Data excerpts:

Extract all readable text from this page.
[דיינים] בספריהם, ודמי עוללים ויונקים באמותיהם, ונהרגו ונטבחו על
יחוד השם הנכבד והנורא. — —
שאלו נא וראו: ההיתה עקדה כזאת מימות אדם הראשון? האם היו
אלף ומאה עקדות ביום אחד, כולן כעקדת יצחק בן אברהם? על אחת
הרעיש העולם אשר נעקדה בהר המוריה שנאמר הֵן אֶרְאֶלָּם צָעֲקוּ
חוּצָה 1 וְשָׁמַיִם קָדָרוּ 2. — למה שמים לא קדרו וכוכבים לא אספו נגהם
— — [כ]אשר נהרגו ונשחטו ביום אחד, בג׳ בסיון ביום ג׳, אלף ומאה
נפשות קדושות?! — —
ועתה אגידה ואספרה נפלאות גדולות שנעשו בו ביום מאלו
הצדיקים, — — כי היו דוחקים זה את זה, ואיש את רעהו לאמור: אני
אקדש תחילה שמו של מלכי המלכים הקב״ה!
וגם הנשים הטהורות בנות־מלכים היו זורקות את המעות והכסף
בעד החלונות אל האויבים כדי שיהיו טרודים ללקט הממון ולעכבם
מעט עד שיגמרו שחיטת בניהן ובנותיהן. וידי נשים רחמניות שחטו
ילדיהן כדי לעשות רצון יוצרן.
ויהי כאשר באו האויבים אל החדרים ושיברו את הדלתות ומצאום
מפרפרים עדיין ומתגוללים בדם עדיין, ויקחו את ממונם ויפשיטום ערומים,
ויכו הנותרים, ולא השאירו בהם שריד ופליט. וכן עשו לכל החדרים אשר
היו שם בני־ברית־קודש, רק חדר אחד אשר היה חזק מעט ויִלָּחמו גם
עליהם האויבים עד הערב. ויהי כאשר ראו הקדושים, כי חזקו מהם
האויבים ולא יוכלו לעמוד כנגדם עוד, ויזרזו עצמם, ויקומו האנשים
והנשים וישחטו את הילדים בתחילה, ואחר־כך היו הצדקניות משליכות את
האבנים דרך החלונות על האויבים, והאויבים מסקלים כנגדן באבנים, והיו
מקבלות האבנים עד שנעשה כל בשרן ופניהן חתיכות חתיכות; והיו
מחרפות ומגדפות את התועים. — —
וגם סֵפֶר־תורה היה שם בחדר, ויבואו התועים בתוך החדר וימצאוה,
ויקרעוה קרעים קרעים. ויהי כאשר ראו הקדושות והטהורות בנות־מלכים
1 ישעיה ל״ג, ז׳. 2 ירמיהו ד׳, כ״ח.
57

TASK DETAILS:
From the data, collect all lines where the string "כאשר" appears.

ANSWER TO THIS EXERCISE:
ויהי כאשר באו האויבים אל החדרים ושיברו את הדלתות ומצאום
עליהם האויבים עד הערב. ויהי כאשר ראו הקדושים, כי חזקו מהם
ויקרעוה קרעים קרעים. ויהי כאשר ראו הקדושות והטהורות בנות־מלכים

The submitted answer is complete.